What to work on:
Reproduce word for word the whole passage on whether an arbitral tribunal keeps jurisdiction after its award is annulled.

Page excerpt:
--- BEGIN ---

Consequently, contrary to the Appellant’s view, the fact that the matter was not specifically sent back to the arbitral tribunal having issued the award annulled cannot be interpreted as an implicit prohibition to the arbitrators who issued the aforesaid award to decide the matter again.


3.1.3 To the extent that this can be assessed, the solution according to which when an award is annulled the arbitral tribunal previously seized of the dispute retains jurisdiction to issue the new award is approved by all legal commentators (BERGER/KELLERHALS, op. cit., nr 915a and 1654; KAUFMANN-KOHLER/RIGOZZI, op. cit., p. 484, footnote 567; POUDRET/BESSON, op. cit., n° 835 p. 776; LALIVE/POUDRET/REYMOND, op. cit., nr 3.6 ad Art. 191 PILA; ANDREAS BUCHER, in Commentaire romand, Loi sur le droit international privé - Convention de Lugano, 2011, nr 56 ad art. 191 PILA; CESARE JERMINI, Die Anfechtung der Schiedssprüche im internationalen Privatrecht, 1997, nr 681). In this respect the Appellant’s attempt to demonstrate that the precedents relied upon by the commentators quoted by the Arbitral tribunal at nr 248 of the award under appeal would not be pertinent changes nothing to the fact that these commentators concurred in supporting the aforesaid solution.

--- END ---

(Records from a collection)
--- BEGIN ---

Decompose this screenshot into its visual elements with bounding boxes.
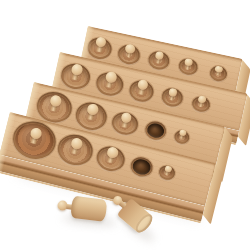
socket-4 xyxy=(143,119,168,141)
socket-1 xyxy=(9,116,60,162)
socket-4 xyxy=(177,57,199,77)
socket-5 xyxy=(173,129,191,145)
product-photo-cylinder-blocks xyxy=(0,0,250,250)
socket-5 xyxy=(158,164,177,181)
socket-4 xyxy=(160,86,184,108)
socket-5 xyxy=(208,64,228,82)
socket-2 xyxy=(94,69,125,97)
removed-cylinder-lying xyxy=(55,194,108,228)
socket-2 xyxy=(116,43,141,66)
socket-3 xyxy=(94,144,127,174)
socket-3 xyxy=(128,78,156,104)
empty-socket-hole xyxy=(145,122,165,139)
socket-5 xyxy=(191,95,212,114)
empty-socket-hole xyxy=(131,157,152,176)
socket-3 xyxy=(146,49,170,71)
cylinder-body xyxy=(70,196,107,222)
socket-2 xyxy=(54,131,95,169)
socket-2 xyxy=(73,99,109,132)
socket-3 xyxy=(110,110,140,137)
socket-4 xyxy=(129,155,155,179)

--- END ---

Correct answer:
Consequently, contrary to the Appellant’s view, the fact that the matter was not specifically sent back to the arbitral tribunal having issued the award annulled cannot be interpreted as an implicit prohibition to the arbitrators who issued the aforesaid award to decide the matter again.


3.1.3 To the extent that this can be assessed, the solution according to which when an award is annulled the arbitral tribunal previously seized of the dispute retains jurisdiction to issue the new award is approved by all legal commentators (BERGER/KELLERHALS, op. cit., nr 915a and 1654; KAUFMANN-KOHLER/RIGOZZI, op. cit., p. 484, footnote 567; POUDRET/BESSON, op. cit., n° 835 p. 776; LALIVE/POUDRET/REYMOND, op. cit., nr 3.6 ad Art. 191 PILA; ANDREAS BUCHER, in Commentaire romand, Loi sur le droit international privé - Convention de Lugano, 2011, nr 56 ad art. 191 PILA; CESARE JERMINI, Die Anfechtung der Schiedssprüche im internationalen Privatrecht, 1997, nr 681). In this respect the Appellant’s attempt to demonstrate that the precedents relied upon by the commentators quoted by the Arbitral tribunal at nr 248 of the award under appeal would not be pertinent changes nothing to the fact that these commentators concurred in supporting the aforesaid solution.